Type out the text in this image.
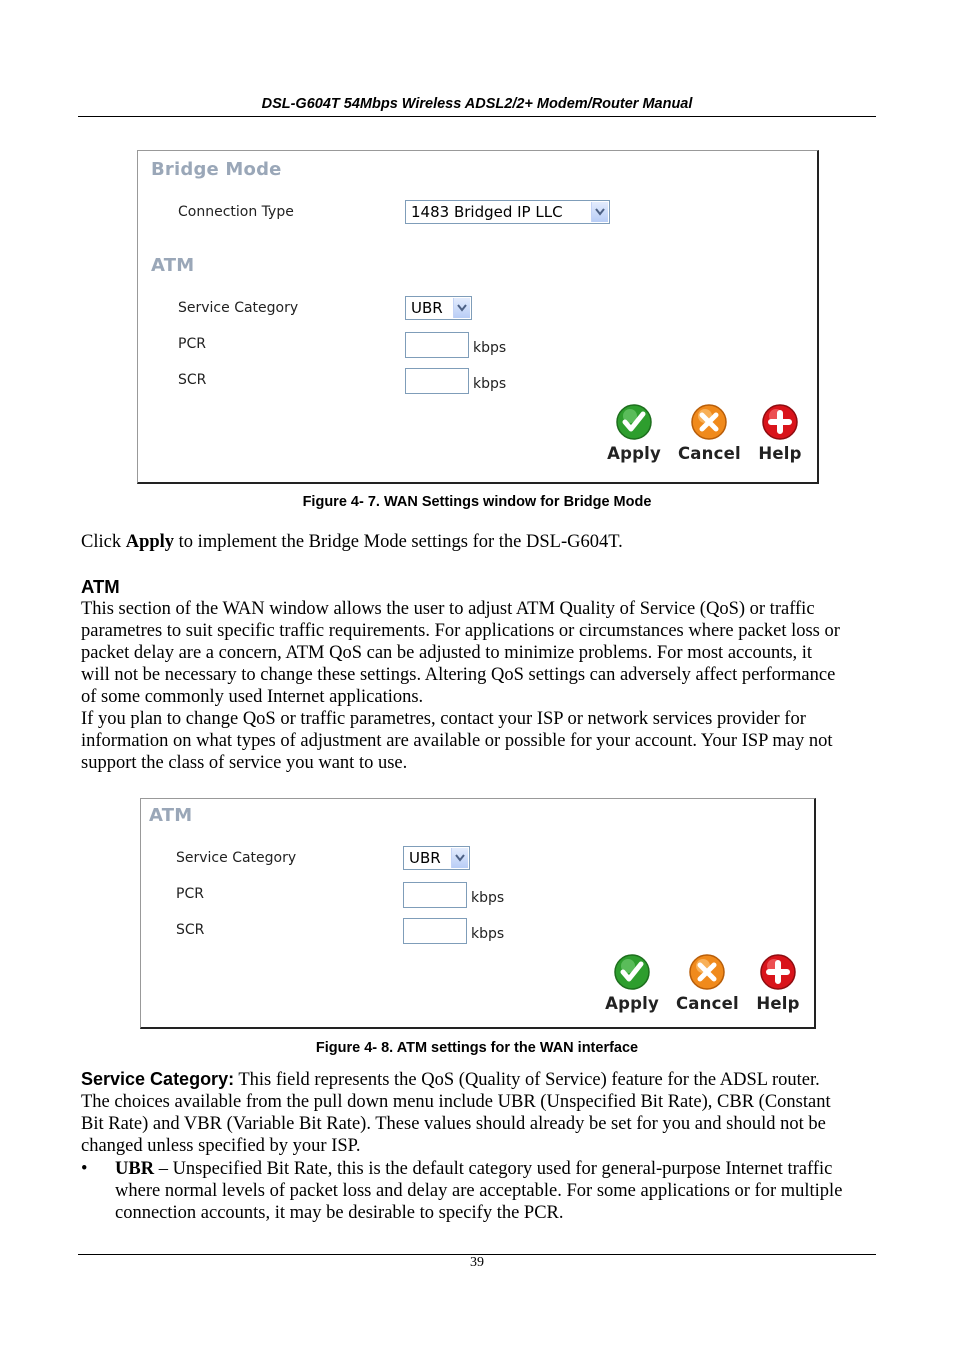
DSL-G604T 54Mbps Wireless ADSL2/2+ Modem/Router Manual
Bridge Mode
Connection Type	1483 Bridged IP LLC
ATM
Service Category	UBR
PCR	kbps
SCR	kbps
Apply Cancel	Help
Figure 4- 7. WAN Settings window for Bridge Mode
Click Apply to implement the Bridge Mode settings for the DSL-G604T.
ATM
This section of the WAN window allows the user to adjust ATM Quality of Service (QoS) or traffic
parametres to suit specific traffic requirements. For applications or circumstances where packet loss or
packet delay are a concern, ATM QoS can be adjusted to minimize problems. For most accounts, it
will not be necessary to change these settings. Altering QoS settings can adversely affect performance
of some commonly used Internet applications.
If you plan to change QoS or traffic parametres, contact your ISP or network services provider for
information on what types of adjustment are available or possible for your account. Your ISP may not
support the class of service you want to use.
ATM
Service Category	UBR
PCR	kbps
SCR	kbps
Apply Cancel	Help
Figure 4- 8. ATM settings for the WAN interface
Service Category: This field represents the QoS (Quality of Service) feature for the ADSL router.
The choices available from the pull down menu include UBR (Unspecified Bit Rate), CBR (Constant
Bit Rate) and VBR (Variable Bit Rate). These values should already be set for you and should not be
changed unless specified by your ISP.
• UBR – Unspecified Bit Rate, this is the default category used for general-purpose Internet traffic
where normal levels of packet loss and delay are acceptable. For some applications or for multiple
connection accounts, it may be desirable to specify the PCR.
39
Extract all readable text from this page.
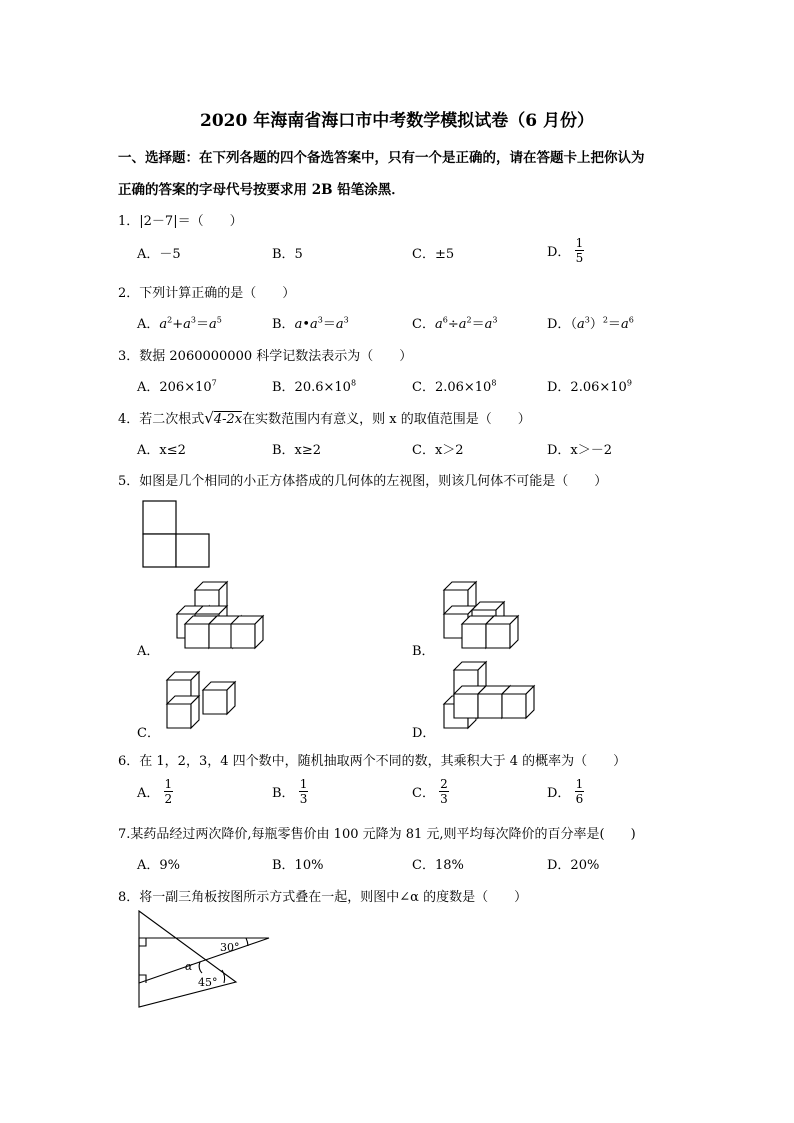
2020 年海南省海口市中考数学模拟试卷（6 月份）
一、选择题：在下列各题的四个备选答案中，只有一个是正确的，请在答题卡上把你认为
正确的答案的字母代号按要求用 2B 铅笔涂黑．
1．|2－7|＝（　　）
A．－5	B．5	C．±5	D． $\frac{1}{5}$
2．下列计算正确的是（　　）
A．$a^2+a^3=a^5$	B．$a•a^3=a^3$	C．$a^6\div a^2=a^3$	D．$(a^3)^2=a^6$
3．数据 2060000000 科学记数法表示为（　　）
A．$206\times 10^7$	B．$20.6\times 10^8$	C．$2.06\times 10^8$	D．$2.06\times 10^9$
4．若二次根式√4-2x在实数范围内有意义，则 x 的取值范围是（　　）
A．x≤2	B．x≥2	C．x＞2	D．x＞－2
5．如图是几个相同的小正方体搭成的几何体的左视图，则该几何体不可能是（　　）
A．	B．
C．	D．
6．在 1，2，3，4 四个数中，随机抽取两个不同的数，其乘积大于 4 的概率为（　　）
A． $\frac{1}{2}$	B． $\frac{1}{3}$	C． $\frac{2}{3}$	D． $\frac{1}{6}$
7.某药品经过两次降价,每瓶零售价由 100 元降为 81 元,则平均每次降价的百分率是(　　)
A．9%	B．10%	C．18%	D．20%
8．将一副三角板按图所示方式叠在一起，则图中∠α 的度数是（　　）
30°
α
45°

## STATED GOAL
Repeat the records above exactly, leaving out the pictures.

## REPLY
Type out the text in this image.
DSL-G604T 54Mbps Wireless ADSL2/2+ Modem/Router Manual
Bridge Mode
Connection Type	1483 Bridged IP LLC
ATM
Service Category	UBR
PCR	kbps
SCR	kbps
Apply Cancel	Help
Figure 4- 7. WAN Settings window for Bridge Mode
Click Apply to implement the Bridge Mode settings for the DSL-G604T.
ATM
This section of the WAN window allows the user to adjust ATM Quality of Service (QoS) or traffic
parametres to suit specific traffic requirements. For applications or circumstances where packet loss or
packet delay are a concern, ATM QoS can be adjusted to minimize problems. For most accounts, it
will not be necessary to change these settings. Altering QoS settings can adversely affect performance
of some commonly used Internet applications.
If you plan to change QoS or traffic parametres, contact your ISP or network services provider for
information on what types of adjustment are available or possible for your account. Your ISP may not
support the class of service you want to use.
ATM
Service Category	UBR
PCR	kbps
SCR	kbps
Apply Cancel	Help
Figure 4- 8. ATM settings for the WAN interface
Service Category: This field represents the QoS (Quality of Service) feature for the ADSL router.
The choices available from the pull down menu include UBR (Unspecified Bit Rate), CBR (Constant
Bit Rate) and VBR (Variable Bit Rate). These values should already be set for you and should not be
changed unless specified by your ISP.
• UBR – Unspecified Bit Rate, this is the default category used for general-purpose Internet traffic
where normal levels of packet loss and delay are acceptable. For some applications or for multiple
connection accounts, it may be desirable to specify the PCR.
39
Extract all readable text from this page.
2020 年海南省海口市中考数学模拟试卷（6 月份）
一、选择题：在下列各题的四个备选答案中，只有一个是正确的，请在答题卡上把你认为
正确的答案的字母代号按要求用 2B 铅笔涂黑．
1．|2－7|＝（　　）
A．－5	B．5	C．±5	D． $\frac{1}{5}$
2．下列计算正确的是（　　）
A．$a^2+a^3=a^5$	B．$a•a^3=a^3$	C．$a^6\div a^2=a^3$	D．$(a^3)^2=a^6$
3．数据 2060000000 科学记数法表示为（　　）
A．$206\times 10^7$	B．$20.6\times 10^8$	C．$2.06\times 10^8$	D．$2.06\times 10^9$
4．若二次根式√4-2x在实数范围内有意义，则 x 的取值范围是（　　）
A．x≤2	B．x≥2	C．x＞2	D．x＞－2
5．如图是几个相同的小正方体搭成的几何体的左视图，则该几何体不可能是（　　）
A．	B．
C．	D．
6．在 1，2，3，4 四个数中，随机抽取两个不同的数，其乘积大于 4 的概率为（　　）
A． $\frac{1}{2}$	B． $\frac{1}{3}$	C． $\frac{2}{3}$	D． $\frac{1}{6}$
7.某药品经过两次降价,每瓶零售价由 100 元降为 81 元,则平均每次降价的百分率是(　　)
A．9%	B．10%	C．18%	D．20%
8．将一副三角板按图所示方式叠在一起，则图中∠α 的度数是（　　）
30°
α
45°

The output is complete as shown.